→ **WHAT YOU HAVE TO DO**: The records below must be duplicated exactly, character for character.

[Dataset listings of figures]
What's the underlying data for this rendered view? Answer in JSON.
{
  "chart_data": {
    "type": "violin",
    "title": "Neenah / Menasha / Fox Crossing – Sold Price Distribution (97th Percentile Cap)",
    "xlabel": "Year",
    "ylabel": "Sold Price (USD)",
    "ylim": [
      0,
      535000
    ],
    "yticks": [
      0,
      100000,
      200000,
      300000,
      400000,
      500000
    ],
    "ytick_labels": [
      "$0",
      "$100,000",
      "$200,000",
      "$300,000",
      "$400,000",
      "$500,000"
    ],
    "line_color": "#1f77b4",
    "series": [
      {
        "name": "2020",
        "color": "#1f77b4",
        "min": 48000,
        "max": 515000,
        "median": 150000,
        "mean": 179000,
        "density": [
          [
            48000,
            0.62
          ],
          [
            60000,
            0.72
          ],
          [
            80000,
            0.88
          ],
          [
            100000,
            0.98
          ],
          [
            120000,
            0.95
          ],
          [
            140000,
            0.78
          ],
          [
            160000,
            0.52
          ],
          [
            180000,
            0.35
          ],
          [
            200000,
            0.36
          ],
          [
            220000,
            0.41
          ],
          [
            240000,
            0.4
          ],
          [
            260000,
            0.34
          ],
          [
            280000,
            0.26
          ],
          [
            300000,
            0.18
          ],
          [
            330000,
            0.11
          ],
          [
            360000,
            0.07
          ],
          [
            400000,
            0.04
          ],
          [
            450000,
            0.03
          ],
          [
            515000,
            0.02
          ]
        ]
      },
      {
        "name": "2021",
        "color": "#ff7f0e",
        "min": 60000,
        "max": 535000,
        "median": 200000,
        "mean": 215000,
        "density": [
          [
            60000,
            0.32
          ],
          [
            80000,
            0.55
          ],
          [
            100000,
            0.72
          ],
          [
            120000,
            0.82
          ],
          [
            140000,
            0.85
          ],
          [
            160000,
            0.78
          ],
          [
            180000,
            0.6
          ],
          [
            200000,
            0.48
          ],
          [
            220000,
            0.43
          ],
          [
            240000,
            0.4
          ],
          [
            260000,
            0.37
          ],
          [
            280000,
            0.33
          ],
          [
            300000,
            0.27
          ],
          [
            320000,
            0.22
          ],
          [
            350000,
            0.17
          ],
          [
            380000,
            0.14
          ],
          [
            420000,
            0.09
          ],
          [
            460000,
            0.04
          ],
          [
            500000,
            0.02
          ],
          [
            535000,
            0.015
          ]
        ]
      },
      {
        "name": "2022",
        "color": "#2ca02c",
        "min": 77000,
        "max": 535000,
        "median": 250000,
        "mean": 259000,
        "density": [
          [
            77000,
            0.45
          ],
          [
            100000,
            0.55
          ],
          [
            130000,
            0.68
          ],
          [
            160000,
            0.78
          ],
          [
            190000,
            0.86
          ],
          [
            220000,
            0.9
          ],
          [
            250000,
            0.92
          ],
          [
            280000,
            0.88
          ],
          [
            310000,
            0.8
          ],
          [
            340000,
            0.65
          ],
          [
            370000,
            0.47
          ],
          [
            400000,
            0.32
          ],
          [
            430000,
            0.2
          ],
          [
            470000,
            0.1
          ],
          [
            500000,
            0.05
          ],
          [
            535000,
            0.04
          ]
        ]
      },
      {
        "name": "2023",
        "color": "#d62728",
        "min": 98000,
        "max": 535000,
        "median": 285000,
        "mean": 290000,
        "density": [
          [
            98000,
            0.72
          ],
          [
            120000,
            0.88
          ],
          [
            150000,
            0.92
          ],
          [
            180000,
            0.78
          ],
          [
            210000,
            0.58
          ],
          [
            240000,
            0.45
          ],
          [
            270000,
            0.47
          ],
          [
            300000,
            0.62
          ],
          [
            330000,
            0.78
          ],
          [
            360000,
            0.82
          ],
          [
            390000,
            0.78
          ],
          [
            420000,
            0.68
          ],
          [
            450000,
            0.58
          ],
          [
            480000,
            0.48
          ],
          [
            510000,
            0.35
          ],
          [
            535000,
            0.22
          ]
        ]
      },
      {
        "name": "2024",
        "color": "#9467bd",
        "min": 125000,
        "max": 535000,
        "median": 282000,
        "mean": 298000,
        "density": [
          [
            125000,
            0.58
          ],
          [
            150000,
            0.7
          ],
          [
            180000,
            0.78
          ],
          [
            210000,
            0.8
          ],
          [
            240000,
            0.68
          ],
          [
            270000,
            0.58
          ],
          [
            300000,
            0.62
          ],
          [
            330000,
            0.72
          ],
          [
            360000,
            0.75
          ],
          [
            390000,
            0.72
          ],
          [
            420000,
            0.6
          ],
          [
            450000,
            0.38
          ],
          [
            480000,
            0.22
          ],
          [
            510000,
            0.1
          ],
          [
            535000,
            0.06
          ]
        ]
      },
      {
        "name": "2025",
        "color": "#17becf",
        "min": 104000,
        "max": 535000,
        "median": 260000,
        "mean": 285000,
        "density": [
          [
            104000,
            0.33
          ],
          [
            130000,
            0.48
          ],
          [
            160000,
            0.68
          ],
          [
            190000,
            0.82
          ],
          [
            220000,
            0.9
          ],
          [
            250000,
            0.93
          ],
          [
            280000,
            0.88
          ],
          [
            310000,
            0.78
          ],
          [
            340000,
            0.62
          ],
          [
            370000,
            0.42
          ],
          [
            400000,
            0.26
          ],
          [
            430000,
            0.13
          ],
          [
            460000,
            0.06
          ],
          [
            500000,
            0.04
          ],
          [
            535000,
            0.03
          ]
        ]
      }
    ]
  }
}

→ **TASK RESPONSE**:
What's the underlying data for this rendered view? Answer in JSON.
{
  "chart_data": {
    "type": "violin",
    "title": "Neenah / Menasha / Fox Crossing – Sold Price Distribution (97th Percentile Cap)",
    "xlabel": "Year",
    "ylabel": "Sold Price (USD)",
    "ylim": [
      0,
      535000
    ],
    "yticks": [
      0,
      100000,
      200000,
      300000,
      400000,
      500000
    ],
    "ytick_labels": [
      "$0",
      "$100,000",
      "$200,000",
      "$300,000",
      "$400,000",
      "$500,000"
    ],
    "line_color": "#1f77b4",
    "series": [
      {
        "name": "2020",
        "color": "#1f77b4",
        "min": 48000,
        "max": 515000,
        "median": 150000,
        "mean": 179000,
        "density": [
          [
            48000,
            0.62
          ],
          [
            60000,
            0.72
          ],
          [
            80000,
            0.88
          ],
          [
            100000,
            0.98
          ],
          [
            120000,
            0.95
          ],
          [
            140000,
            0.78
          ],
          [
            160000,
            0.52
          ],
          [
            180000,
            0.35
          ],
          [
            200000,
            0.36
          ],
          [
            220000,
            0.41
          ],
          [
            240000,
            0.4
          ],
          [
            260000,
            0.34
          ],
          [
            280000,
            0.26
          ],
          [
            300000,
            0.18
          ],
          [
            330000,
            0.11
          ],
          [
            360000,
            0.07
          ],
          [
            400000,
            0.04
          ],
          [
            450000,
            0.03
          ],
          [
            515000,
            0.02
          ]
        ]
      },
      {
        "name": "2021",
        "color": "#ff7f0e",
        "min": 60000,
        "max": 535000,
        "median": 200000,
        "mean": 215000,
        "density": [
          [
            60000,
            0.32
          ],
          [
            80000,
            0.55
          ],
          [
            100000,
            0.72
          ],
          [
            120000,
            0.82
          ],
          [
            140000,
            0.85
          ],
          [
            160000,
            0.78
          ],
          [
            180000,
            0.6
          ],
          [
            200000,
            0.48
          ],
          [
            220000,
            0.43
          ],
          [
            240000,
            0.4
          ],
          [
            260000,
            0.37
          ],
          [
            280000,
            0.33
          ],
          [
            300000,
            0.27
          ],
          [
            320000,
            0.22
          ],
          [
            350000,
            0.17
          ],
          [
            380000,
            0.14
          ],
          [
            420000,
            0.09
          ],
          [
            460000,
            0.04
          ],
          [
            500000,
            0.02
          ],
          [
            535000,
            0.015
          ]
        ]
      },
      {
        "name": "2022",
        "color": "#2ca02c",
        "min": 77000,
        "max": 535000,
        "median": 250000,
        "mean": 259000,
        "density": [
          [
            77000,
            0.45
          ],
          [
            100000,
            0.55
          ],
          [
            130000,
            0.68
          ],
          [
            160000,
            0.78
          ],
          [
            190000,
            0.86
          ],
          [
            220000,
            0.9
          ],
          [
            250000,
            0.92
          ],
          [
            280000,
            0.88
          ],
          [
            310000,
            0.8
          ],
          [
            340000,
            0.65
          ],
          [
            370000,
            0.47
          ],
          [
            400000,
            0.32
          ],
          [
            430000,
            0.2
          ],
          [
            470000,
            0.1
          ],
          [
            500000,
            0.05
          ],
          [
            535000,
            0.04
          ]
        ]
      },
      {
        "name": "2023",
        "color": "#d62728",
        "min": 98000,
        "max": 535000,
        "median": 285000,
        "mean": 290000,
        "density": [
          [
            98000,
            0.72
          ],
          [
            120000,
            0.88
          ],
          [
            150000,
            0.92
          ],
          [
            180000,
            0.78
          ],
          [
            210000,
            0.58
          ],
          [
            240000,
            0.45
          ],
          [
            270000,
            0.47
          ],
          [
            300000,
            0.62
          ],
          [
            330000,
            0.78
          ],
          [
            360000,
            0.82
          ],
          [
            390000,
            0.78
          ],
          [
            420000,
            0.68
          ],
          [
            450000,
            0.58
          ],
          [
            480000,
            0.48
          ],
          [
            510000,
            0.35
          ],
          [
            535000,
            0.22
          ]
        ]
      },
      {
        "name": "2024",
        "color": "#9467bd",
        "min": 125000,
        "max": 535000,
        "median": 282000,
        "mean": 298000,
        "density": [
          [
            125000,
            0.58
          ],
          [
            150000,
            0.7
          ],
          [
            180000,
            0.78
          ],
          [
            210000,
            0.8
          ],
          [
            240000,
            0.68
          ],
          [
            270000,
            0.58
          ],
          [
            300000,
            0.62
          ],
          [
            330000,
            0.72
          ],
          [
            360000,
            0.75
          ],
          [
            390000,
            0.72
          ],
          [
            420000,
            0.6
          ],
          [
            450000,
            0.38
          ],
          [
            480000,
            0.22
          ],
          [
            510000,
            0.1
          ],
          [
            535000,
            0.06
          ]
        ]
      },
      {
        "name": "2025",
        "color": "#17becf",
        "min": 104000,
        "max": 535000,
        "median": 260000,
        "mean": 285000,
        "density": [
          [
            104000,
            0.33
          ],
          [
            130000,
            0.48
          ],
          [
            160000,
            0.68
          ],
          [
            190000,
            0.82
          ],
          [
            220000,
            0.9
          ],
          [
            250000,
            0.93
          ],
          [
            280000,
            0.88
          ],
          [
            310000,
            0.78
          ],
          [
            340000,
            0.62
          ],
          [
            370000,
            0.42
          ],
          [
            400000,
            0.26
          ],
          [
            430000,
            0.13
          ],
          [
            460000,
            0.06
          ],
          [
            500000,
            0.04
          ],
          [
            535000,
            0.03
          ]
        ]
      }
    ]
  }
}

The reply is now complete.